# [THE PROBLEM]
Copy each of the rows below word for word, leaving nothing out and changing nothing.

[Layout element annotations]
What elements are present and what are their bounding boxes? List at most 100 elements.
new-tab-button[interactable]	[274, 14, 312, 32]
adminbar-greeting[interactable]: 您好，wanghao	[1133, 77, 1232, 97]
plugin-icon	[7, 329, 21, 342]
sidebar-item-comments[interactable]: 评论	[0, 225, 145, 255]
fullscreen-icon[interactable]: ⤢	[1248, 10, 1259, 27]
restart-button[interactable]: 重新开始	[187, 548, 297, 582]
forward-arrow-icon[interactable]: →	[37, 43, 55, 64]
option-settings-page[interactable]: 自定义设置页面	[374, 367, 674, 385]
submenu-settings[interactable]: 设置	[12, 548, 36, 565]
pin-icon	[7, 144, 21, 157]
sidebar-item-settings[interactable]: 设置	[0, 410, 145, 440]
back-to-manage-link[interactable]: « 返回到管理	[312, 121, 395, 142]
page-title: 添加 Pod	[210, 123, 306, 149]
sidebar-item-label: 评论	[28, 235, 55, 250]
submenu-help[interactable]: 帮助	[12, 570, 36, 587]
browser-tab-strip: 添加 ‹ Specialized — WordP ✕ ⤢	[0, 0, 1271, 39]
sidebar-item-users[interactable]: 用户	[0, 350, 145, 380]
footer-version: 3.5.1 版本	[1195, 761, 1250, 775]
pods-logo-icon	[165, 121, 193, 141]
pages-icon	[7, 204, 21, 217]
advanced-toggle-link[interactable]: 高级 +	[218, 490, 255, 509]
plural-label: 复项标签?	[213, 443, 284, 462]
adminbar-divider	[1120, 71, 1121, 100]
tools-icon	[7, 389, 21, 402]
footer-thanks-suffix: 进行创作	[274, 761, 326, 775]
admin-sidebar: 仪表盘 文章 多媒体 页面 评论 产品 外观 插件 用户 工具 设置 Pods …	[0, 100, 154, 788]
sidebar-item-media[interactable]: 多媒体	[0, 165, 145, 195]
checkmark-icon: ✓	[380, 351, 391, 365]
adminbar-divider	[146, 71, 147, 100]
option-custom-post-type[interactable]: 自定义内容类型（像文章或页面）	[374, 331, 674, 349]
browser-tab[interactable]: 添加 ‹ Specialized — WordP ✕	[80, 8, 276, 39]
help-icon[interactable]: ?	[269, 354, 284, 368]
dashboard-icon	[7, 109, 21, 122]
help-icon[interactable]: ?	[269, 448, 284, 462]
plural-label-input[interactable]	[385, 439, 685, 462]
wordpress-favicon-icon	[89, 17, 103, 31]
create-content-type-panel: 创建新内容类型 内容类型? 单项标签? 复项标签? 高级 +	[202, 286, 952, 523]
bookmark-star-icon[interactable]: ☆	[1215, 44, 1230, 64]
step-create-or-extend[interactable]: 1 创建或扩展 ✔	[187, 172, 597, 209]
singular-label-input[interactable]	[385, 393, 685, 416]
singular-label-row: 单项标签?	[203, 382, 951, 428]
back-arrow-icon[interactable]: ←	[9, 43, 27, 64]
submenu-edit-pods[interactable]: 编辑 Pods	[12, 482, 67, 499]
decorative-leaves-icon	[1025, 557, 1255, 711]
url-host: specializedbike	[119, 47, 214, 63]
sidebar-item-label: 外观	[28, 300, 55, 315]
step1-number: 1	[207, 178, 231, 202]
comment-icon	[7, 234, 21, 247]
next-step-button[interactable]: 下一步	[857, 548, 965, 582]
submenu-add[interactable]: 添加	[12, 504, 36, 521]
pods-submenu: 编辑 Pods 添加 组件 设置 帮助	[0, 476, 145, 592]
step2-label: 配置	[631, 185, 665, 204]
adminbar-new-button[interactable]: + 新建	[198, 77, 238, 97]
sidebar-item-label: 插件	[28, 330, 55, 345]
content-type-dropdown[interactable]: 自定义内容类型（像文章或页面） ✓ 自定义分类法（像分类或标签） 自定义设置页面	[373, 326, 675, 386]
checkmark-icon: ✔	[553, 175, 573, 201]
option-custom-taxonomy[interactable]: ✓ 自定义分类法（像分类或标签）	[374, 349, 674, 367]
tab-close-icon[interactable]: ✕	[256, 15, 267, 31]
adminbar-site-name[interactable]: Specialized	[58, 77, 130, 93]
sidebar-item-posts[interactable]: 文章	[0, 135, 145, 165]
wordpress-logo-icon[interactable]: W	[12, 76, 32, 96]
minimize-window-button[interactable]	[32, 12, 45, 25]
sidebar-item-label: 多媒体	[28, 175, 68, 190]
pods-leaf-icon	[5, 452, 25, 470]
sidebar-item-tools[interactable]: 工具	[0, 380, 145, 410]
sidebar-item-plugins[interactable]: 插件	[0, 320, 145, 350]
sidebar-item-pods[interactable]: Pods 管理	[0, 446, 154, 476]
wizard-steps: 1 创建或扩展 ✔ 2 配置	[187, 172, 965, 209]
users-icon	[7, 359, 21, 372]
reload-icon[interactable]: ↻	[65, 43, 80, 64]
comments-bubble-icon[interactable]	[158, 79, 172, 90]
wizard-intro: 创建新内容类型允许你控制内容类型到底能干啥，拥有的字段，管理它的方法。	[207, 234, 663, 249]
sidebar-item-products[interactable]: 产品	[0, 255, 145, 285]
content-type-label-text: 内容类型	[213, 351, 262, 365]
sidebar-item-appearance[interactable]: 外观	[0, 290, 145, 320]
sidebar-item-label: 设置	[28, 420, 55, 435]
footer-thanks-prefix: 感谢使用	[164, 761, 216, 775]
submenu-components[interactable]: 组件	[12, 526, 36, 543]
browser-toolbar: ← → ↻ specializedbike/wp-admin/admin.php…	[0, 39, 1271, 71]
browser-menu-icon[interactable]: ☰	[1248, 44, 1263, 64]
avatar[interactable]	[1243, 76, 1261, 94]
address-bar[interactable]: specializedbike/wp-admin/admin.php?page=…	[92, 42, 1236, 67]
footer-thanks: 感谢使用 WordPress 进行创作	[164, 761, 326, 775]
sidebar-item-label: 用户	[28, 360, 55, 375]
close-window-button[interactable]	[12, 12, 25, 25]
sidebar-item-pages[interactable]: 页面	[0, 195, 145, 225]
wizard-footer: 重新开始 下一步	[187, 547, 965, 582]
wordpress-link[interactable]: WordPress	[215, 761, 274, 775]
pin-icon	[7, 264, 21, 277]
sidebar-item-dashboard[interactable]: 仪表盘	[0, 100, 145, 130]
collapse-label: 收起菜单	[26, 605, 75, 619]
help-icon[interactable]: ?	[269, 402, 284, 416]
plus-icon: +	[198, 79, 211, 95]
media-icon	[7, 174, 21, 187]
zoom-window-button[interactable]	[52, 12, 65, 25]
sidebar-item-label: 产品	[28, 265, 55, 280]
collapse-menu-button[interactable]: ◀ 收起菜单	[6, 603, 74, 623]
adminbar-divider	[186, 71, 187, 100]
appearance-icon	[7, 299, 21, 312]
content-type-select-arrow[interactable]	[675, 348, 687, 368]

# [TASK RESPONSE]
What elements are present and what are their bounding boxes? List at most 100 elements.
new-tab-button[interactable]	[274, 14, 312, 32]
adminbar-greeting[interactable]: 您好，wanghao	[1133, 77, 1232, 97]
plugin-icon	[7, 329, 21, 342]
sidebar-item-comments[interactable]: 评论	[0, 225, 145, 255]
fullscreen-icon[interactable]: ⤢	[1248, 10, 1259, 27]
restart-button[interactable]: 重新开始	[187, 548, 297, 582]
forward-arrow-icon[interactable]: →	[37, 43, 55, 64]
option-settings-page[interactable]: 自定义设置页面	[374, 367, 674, 385]
submenu-settings[interactable]: 设置	[12, 548, 36, 565]
pin-icon	[7, 144, 21, 157]
sidebar-item-settings[interactable]: 设置	[0, 410, 145, 440]
back-to-manage-link[interactable]: « 返回到管理	[312, 121, 395, 142]
page-title: 添加 Pod	[210, 123, 306, 149]
sidebar-item-label: 评论	[28, 235, 55, 250]
submenu-help[interactable]: 帮助	[12, 570, 36, 587]
browser-tab-strip: 添加 ‹ Specialized — WordP ✕ ⤢	[0, 0, 1271, 39]
sidebar-item-users[interactable]: 用户	[0, 350, 145, 380]
footer-version: 3.5.1 版本	[1195, 761, 1250, 775]
pods-logo-icon	[165, 121, 193, 141]
pages-icon	[7, 204, 21, 217]
advanced-toggle-link[interactable]: 高级 +	[218, 490, 255, 509]
plural-label: 复项标签?	[213, 443, 284, 462]
adminbar-divider	[1120, 71, 1121, 100]
tools-icon	[7, 389, 21, 402]
footer-thanks-suffix: 进行创作	[274, 761, 326, 775]
admin-sidebar: 仪表盘 文章 多媒体 页面 评论 产品 外观 插件 用户 工具 设置 Pods …	[0, 100, 154, 788]
sidebar-item-media[interactable]: 多媒体	[0, 165, 145, 195]
checkmark-icon: ✓	[380, 351, 391, 365]
adminbar-divider	[146, 71, 147, 100]
option-custom-post-type[interactable]: 自定义内容类型（像文章或页面）	[374, 331, 674, 349]
browser-tab[interactable]: 添加 ‹ Specialized — WordP ✕	[80, 8, 276, 39]
help-icon[interactable]: ?	[269, 354, 284, 368]
dashboard-icon	[7, 109, 21, 122]
help-icon[interactable]: ?	[269, 448, 284, 462]
plural-label-input[interactable]	[385, 439, 685, 462]
wordpress-favicon-icon	[89, 17, 103, 31]
create-content-type-panel: 创建新内容类型 内容类型? 单项标签? 复项标签? 高级 +	[202, 286, 952, 523]
bookmark-star-icon[interactable]: ☆	[1215, 44, 1230, 64]
step-create-or-extend[interactable]: 1 创建或扩展 ✔	[187, 172, 597, 209]
singular-label-input[interactable]	[385, 393, 685, 416]
singular-label-row: 单项标签?	[203, 382, 951, 428]
back-arrow-icon[interactable]: ←	[9, 43, 27, 64]
submenu-edit-pods[interactable]: 编辑 Pods	[12, 482, 67, 499]
decorative-leaves-icon	[1025, 557, 1255, 711]
url-host: specializedbike	[119, 47, 214, 63]
sidebar-item-label: 外观	[28, 300, 55, 315]
step1-number: 1	[207, 178, 231, 202]
comment-icon	[7, 234, 21, 247]
next-step-button[interactable]: 下一步	[857, 548, 965, 582]
submenu-add[interactable]: 添加	[12, 504, 36, 521]
pods-submenu: 编辑 Pods 添加 组件 设置 帮助	[0, 476, 145, 592]
step2-label: 配置	[631, 185, 665, 204]
adminbar-new-button[interactable]: + 新建	[198, 77, 238, 97]
sidebar-item-label: 插件	[28, 330, 55, 345]
content-type-dropdown[interactable]: 自定义内容类型（像文章或页面） ✓ 自定义分类法（像分类或标签） 自定义设置页面	[373, 326, 675, 386]
checkmark-icon: ✔	[553, 175, 573, 201]
option-custom-taxonomy[interactable]: ✓ 自定义分类法（像分类或标签）	[374, 349, 674, 367]
tab-close-icon[interactable]: ✕	[256, 15, 267, 31]
adminbar-site-name[interactable]: Specialized	[58, 77, 130, 93]
sidebar-item-posts[interactable]: 文章	[0, 135, 145, 165]
wordpress-logo-icon[interactable]: W	[12, 76, 32, 96]
minimize-window-button[interactable]	[32, 12, 45, 25]
sidebar-item-label: 多媒体	[28, 175, 68, 190]
pods-leaf-icon	[5, 452, 25, 470]
sidebar-item-tools[interactable]: 工具	[0, 380, 145, 410]
sidebar-item-plugins[interactable]: 插件	[0, 320, 145, 350]
sidebar-item-pods[interactable]: Pods 管理	[0, 446, 154, 476]
wizard-steps: 1 创建或扩展 ✔ 2 配置	[187, 172, 965, 209]
users-icon	[7, 359, 21, 372]
reload-icon[interactable]: ↻	[65, 43, 80, 64]
comments-bubble-icon[interactable]	[158, 79, 172, 90]
wizard-intro: 创建新内容类型允许你控制内容类型到底能干啥，拥有的字段，管理它的方法。	[207, 234, 663, 249]
sidebar-item-products[interactable]: 产品	[0, 255, 145, 285]
content-type-label-text: 内容类型	[213, 351, 262, 365]
sidebar-item-appearance[interactable]: 外观	[0, 290, 145, 320]
sidebar-item-label: 设置	[28, 420, 55, 435]
footer-thanks-prefix: 感谢使用	[164, 761, 216, 775]
submenu-components[interactable]: 组件	[12, 526, 36, 543]
browser-toolbar: ← → ↻ specializedbike/wp-admin/admin.php…	[0, 39, 1271, 71]
browser-menu-icon[interactable]: ☰	[1248, 44, 1263, 64]
avatar[interactable]	[1243, 76, 1261, 94]
address-bar[interactable]: specializedbike/wp-admin/admin.php?page=…	[92, 42, 1236, 67]
footer-thanks: 感谢使用 WordPress 进行创作	[164, 761, 326, 775]
sidebar-item-label: 用户	[28, 360, 55, 375]
close-window-button[interactable]	[12, 12, 25, 25]
sidebar-item-pages[interactable]: 页面	[0, 195, 145, 225]
wizard-footer: 重新开始 下一步	[187, 547, 965, 582]
wordpress-link[interactable]: WordPress	[215, 761, 274, 775]
pin-icon	[7, 264, 21, 277]
sidebar-item-dashboard[interactable]: 仪表盘	[0, 100, 145, 130]
collapse-label: 收起菜单	[26, 605, 75, 619]
help-icon[interactable]: ?	[269, 402, 284, 416]
plus-icon: +	[198, 79, 211, 95]
media-icon	[7, 174, 21, 187]
zoom-window-button[interactable]	[52, 12, 65, 25]
sidebar-item-label: 产品	[28, 265, 55, 280]
collapse-menu-button[interactable]: ◀ 收起菜单	[6, 603, 74, 623]
adminbar-divider	[186, 71, 187, 100]
appearance-icon	[7, 299, 21, 312]
content-type-select-arrow[interactable]	[675, 348, 687, 368]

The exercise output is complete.